### Direction
Reproduce the rows below, from the first line through the line containing "category-label-line: Useless [142,358,191,373]", including both ends, character for character.

### Supplied records
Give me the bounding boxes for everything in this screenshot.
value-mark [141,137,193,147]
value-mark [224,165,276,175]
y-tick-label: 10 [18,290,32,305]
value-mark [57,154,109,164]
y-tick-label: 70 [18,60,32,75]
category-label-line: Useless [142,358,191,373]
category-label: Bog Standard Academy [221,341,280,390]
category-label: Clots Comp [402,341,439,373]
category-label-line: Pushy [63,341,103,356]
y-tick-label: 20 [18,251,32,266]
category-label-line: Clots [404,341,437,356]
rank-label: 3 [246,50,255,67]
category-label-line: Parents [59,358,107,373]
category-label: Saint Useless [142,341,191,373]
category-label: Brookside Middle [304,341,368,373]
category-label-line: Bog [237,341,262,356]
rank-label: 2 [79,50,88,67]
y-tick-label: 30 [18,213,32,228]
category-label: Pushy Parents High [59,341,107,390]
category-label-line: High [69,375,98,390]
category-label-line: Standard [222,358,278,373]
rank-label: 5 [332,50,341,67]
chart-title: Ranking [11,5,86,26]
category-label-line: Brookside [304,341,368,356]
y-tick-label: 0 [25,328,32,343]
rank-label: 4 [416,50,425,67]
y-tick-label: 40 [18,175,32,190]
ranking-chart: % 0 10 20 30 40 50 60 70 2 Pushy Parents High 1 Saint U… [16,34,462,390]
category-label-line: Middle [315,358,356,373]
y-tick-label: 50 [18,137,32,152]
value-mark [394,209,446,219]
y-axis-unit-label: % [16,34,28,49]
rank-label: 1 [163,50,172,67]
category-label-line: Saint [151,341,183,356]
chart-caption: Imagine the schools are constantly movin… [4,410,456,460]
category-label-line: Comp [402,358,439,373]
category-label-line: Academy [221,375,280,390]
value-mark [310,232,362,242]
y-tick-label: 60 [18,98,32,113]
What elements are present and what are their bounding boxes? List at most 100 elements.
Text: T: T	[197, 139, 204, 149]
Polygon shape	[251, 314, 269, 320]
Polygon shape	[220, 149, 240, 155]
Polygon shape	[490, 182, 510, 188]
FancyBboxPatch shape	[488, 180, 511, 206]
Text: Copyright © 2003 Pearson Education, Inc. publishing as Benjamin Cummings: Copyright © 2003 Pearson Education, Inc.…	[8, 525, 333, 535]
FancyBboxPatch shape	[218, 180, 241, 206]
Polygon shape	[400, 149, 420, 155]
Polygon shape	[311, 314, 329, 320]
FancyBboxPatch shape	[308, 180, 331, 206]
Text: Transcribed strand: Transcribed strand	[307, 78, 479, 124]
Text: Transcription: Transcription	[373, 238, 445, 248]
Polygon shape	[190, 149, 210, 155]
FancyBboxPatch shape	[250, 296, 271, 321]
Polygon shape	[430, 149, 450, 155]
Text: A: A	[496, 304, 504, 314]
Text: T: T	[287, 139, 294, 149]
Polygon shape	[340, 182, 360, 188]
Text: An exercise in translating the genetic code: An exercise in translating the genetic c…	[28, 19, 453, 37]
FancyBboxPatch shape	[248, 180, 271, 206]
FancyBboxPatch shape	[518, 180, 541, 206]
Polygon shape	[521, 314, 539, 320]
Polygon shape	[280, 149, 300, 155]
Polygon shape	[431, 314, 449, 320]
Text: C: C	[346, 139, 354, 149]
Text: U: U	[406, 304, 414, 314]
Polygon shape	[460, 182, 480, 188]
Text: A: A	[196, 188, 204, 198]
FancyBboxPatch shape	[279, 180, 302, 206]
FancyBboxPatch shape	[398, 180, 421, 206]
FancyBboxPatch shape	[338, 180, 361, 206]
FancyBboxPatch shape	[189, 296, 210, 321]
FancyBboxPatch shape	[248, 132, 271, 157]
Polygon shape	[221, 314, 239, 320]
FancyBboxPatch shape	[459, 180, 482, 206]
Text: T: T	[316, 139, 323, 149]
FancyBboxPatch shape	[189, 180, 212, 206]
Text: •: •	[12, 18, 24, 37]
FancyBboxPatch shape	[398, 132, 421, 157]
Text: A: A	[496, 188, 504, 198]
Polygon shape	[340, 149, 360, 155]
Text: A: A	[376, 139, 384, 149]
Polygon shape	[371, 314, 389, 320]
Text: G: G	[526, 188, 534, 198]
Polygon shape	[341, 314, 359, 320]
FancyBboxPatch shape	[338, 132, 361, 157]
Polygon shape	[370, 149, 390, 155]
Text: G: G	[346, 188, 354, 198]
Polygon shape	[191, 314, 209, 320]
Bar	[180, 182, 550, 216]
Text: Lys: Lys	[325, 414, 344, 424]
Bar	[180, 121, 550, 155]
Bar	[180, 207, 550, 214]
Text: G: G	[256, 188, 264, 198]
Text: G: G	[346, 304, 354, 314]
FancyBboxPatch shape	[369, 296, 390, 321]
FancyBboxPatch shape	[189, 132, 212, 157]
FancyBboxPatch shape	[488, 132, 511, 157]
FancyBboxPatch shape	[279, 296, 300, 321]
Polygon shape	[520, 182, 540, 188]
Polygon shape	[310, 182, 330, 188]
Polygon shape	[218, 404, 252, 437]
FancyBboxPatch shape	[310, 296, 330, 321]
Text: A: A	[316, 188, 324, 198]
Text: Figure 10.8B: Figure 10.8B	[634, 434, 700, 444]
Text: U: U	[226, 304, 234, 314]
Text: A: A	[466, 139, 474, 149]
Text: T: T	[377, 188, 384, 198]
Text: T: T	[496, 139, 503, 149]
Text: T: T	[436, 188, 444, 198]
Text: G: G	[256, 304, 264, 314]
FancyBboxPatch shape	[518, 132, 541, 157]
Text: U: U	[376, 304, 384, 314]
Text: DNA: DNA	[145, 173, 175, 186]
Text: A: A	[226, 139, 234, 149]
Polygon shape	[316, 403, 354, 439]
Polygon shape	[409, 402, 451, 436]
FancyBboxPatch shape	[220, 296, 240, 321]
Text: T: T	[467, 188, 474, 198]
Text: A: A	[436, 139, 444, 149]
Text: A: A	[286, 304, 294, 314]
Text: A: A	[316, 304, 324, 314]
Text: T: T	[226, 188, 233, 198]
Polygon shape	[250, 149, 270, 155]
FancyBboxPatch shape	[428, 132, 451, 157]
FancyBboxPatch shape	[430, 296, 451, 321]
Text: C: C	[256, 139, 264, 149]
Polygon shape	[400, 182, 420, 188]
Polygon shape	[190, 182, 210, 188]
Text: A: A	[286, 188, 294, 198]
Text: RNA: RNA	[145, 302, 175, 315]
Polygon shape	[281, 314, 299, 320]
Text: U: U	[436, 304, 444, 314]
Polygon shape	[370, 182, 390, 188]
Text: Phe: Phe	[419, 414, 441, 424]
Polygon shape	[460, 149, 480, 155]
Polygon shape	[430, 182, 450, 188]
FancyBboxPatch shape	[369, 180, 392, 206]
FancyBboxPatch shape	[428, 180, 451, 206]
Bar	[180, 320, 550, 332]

### Solution to the problem
Give me the bounding boxes for everything in this screenshot.
value-mark [141,137,193,147]
value-mark [224,165,276,175]
y-tick-label: 10 [18,290,32,305]
value-mark [57,154,109,164]
y-tick-label: 70 [18,60,32,75]
category-label-line: Useless [142,358,191,373]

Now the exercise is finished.